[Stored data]

════

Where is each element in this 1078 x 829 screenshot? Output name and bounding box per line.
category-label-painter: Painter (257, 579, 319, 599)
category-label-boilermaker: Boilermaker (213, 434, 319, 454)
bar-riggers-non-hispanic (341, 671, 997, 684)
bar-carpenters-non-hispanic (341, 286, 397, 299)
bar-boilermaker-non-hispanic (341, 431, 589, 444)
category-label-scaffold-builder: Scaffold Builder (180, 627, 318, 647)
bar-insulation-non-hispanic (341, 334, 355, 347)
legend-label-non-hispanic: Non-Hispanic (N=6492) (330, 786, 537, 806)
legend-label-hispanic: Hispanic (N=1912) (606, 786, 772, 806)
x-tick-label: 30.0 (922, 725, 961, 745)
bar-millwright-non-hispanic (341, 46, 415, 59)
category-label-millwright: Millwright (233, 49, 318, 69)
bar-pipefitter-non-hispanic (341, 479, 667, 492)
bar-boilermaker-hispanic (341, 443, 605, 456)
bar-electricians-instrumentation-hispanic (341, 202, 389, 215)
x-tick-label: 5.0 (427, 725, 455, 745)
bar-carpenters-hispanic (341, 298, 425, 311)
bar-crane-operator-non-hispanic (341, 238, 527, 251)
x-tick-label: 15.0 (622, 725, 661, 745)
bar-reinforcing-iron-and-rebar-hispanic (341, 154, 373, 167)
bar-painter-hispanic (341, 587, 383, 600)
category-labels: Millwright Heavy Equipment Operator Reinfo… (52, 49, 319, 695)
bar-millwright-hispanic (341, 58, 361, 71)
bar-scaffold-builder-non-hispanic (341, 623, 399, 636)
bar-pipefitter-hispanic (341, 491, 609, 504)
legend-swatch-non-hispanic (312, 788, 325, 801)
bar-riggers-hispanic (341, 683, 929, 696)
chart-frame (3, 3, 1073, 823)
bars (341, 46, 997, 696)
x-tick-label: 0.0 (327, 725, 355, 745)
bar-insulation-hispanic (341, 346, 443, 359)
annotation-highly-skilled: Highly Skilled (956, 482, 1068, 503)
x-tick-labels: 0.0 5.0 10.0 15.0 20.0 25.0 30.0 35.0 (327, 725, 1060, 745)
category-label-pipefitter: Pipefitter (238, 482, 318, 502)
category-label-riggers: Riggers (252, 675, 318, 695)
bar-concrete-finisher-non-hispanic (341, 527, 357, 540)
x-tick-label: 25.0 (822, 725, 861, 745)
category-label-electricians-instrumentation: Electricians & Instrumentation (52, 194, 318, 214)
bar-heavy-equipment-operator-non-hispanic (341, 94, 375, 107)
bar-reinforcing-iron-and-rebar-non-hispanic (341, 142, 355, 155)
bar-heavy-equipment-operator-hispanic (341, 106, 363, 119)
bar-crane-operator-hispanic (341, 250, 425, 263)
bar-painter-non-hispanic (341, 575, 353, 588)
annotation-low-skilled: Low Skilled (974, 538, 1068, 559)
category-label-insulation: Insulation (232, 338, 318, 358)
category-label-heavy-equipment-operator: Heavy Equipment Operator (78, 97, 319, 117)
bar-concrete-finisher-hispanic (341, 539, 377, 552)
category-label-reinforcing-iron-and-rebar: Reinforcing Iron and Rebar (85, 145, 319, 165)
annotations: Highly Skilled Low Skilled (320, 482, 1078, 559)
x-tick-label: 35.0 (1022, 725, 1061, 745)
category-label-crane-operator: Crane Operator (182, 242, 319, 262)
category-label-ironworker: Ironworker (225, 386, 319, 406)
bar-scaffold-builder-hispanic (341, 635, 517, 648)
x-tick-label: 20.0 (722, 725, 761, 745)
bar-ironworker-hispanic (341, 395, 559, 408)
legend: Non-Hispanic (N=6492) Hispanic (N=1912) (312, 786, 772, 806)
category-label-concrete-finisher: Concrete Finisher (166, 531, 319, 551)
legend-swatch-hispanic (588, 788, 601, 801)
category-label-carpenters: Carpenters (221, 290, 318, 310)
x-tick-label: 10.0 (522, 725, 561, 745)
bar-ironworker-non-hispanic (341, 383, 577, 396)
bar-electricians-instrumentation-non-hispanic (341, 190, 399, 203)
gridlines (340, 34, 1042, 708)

════

Exercise: Copy every line of the stored data above without changing anything.

Task response:
Where is each element in this 1078 x 829 screenshot? Output name and bounding box per line.
category-label-painter: Painter (257, 579, 319, 599)
category-label-boilermaker: Boilermaker (213, 434, 319, 454)
bar-riggers-non-hispanic (341, 671, 997, 684)
bar-carpenters-non-hispanic (341, 286, 397, 299)
bar-boilermaker-non-hispanic (341, 431, 589, 444)
category-label-scaffold-builder: Scaffold Builder (180, 627, 318, 647)
bar-insulation-non-hispanic (341, 334, 355, 347)
legend-label-non-hispanic: Non-Hispanic (N=6492) (330, 786, 537, 806)
legend-label-hispanic: Hispanic (N=1912) (606, 786, 772, 806)
x-tick-label: 30.0 (922, 725, 961, 745)
bar-millwright-non-hispanic (341, 46, 415, 59)
category-label-millwright: Millwright (233, 49, 318, 69)
bar-pipefitter-non-hispanic (341, 479, 667, 492)
bar-boilermaker-hispanic (341, 443, 605, 456)
bar-electricians-instrumentation-hispanic (341, 202, 389, 215)
x-tick-label: 5.0 (427, 725, 455, 745)
bar-carpenters-hispanic (341, 298, 425, 311)
bar-crane-operator-non-hispanic (341, 238, 527, 251)
x-tick-label: 15.0 (622, 725, 661, 745)
bar-reinforcing-iron-and-rebar-hispanic (341, 154, 373, 167)
bar-painter-hispanic (341, 587, 383, 600)
category-labels: Millwright Heavy Equipment Operator Reinfo… (52, 49, 319, 695)
bar-millwright-hispanic (341, 58, 361, 71)
bar-scaffold-builder-non-hispanic (341, 623, 399, 636)
bar-pipefitter-hispanic (341, 491, 609, 504)
legend-swatch-non-hispanic (312, 788, 325, 801)
bar-riggers-hispanic (341, 683, 929, 696)
chart-frame (3, 3, 1073, 823)
bars (341, 46, 997, 696)
x-tick-label: 0.0 (327, 725, 355, 745)
bar-insulation-hispanic (341, 346, 443, 359)
annotation-highly-skilled: Highly Skilled (956, 482, 1068, 503)
x-tick-labels: 0.0 5.0 10.0 15.0 20.0 25.0 30.0 35.0 (327, 725, 1060, 745)
category-label-pipefitter: Pipefitter (238, 482, 318, 502)
category-label-riggers: Riggers (252, 675, 318, 695)
bar-concrete-finisher-non-hispanic (341, 527, 357, 540)
x-tick-label: 25.0 (822, 725, 861, 745)
category-label-electricians-instrumentation: Electricians & Instrumentation (52, 194, 318, 214)
bar-heavy-equipment-operator-non-hispanic (341, 94, 375, 107)
bar-reinforcing-iron-and-rebar-non-hispanic (341, 142, 355, 155)
bar-heavy-equipment-operator-hispanic (341, 106, 363, 119)
bar-crane-operator-hispanic (341, 250, 425, 263)
bar-painter-non-hispanic (341, 575, 353, 588)
annotation-low-skilled: Low Skilled (974, 538, 1068, 559)
category-label-insulation: Insulation (232, 338, 318, 358)
category-label-heavy-equipment-operator: Heavy Equipment Operator (78, 97, 319, 117)
bar-concrete-finisher-hispanic (341, 539, 377, 552)
category-label-reinforcing-iron-and-rebar: Reinforcing Iron and Rebar (85, 145, 319, 165)
annotations: Highly Skilled Low Skilled (320, 482, 1078, 559)
x-tick-label: 35.0 (1022, 725, 1061, 745)
category-label-crane-operator: Crane Operator (182, 242, 319, 262)
category-label-ironworker: Ironworker (225, 386, 319, 406)
bar-scaffold-builder-hispanic (341, 635, 517, 648)
x-tick-label: 20.0 (722, 725, 761, 745)
bar-ironworker-hispanic (341, 395, 559, 408)
legend: Non-Hispanic (N=6492) Hispanic (N=1912) (312, 786, 772, 806)
category-label-concrete-finisher: Concrete Finisher (166, 531, 319, 551)
legend-swatch-hispanic (588, 788, 601, 801)
category-label-carpenters: Carpenters (221, 290, 318, 310)
x-tick-label: 10.0 (522, 725, 561, 745)
bar-ironworker-non-hispanic (341, 383, 577, 396)
bar-electricians-instrumentation-non-hispanic (341, 190, 399, 203)
gridlines (340, 34, 1042, 708)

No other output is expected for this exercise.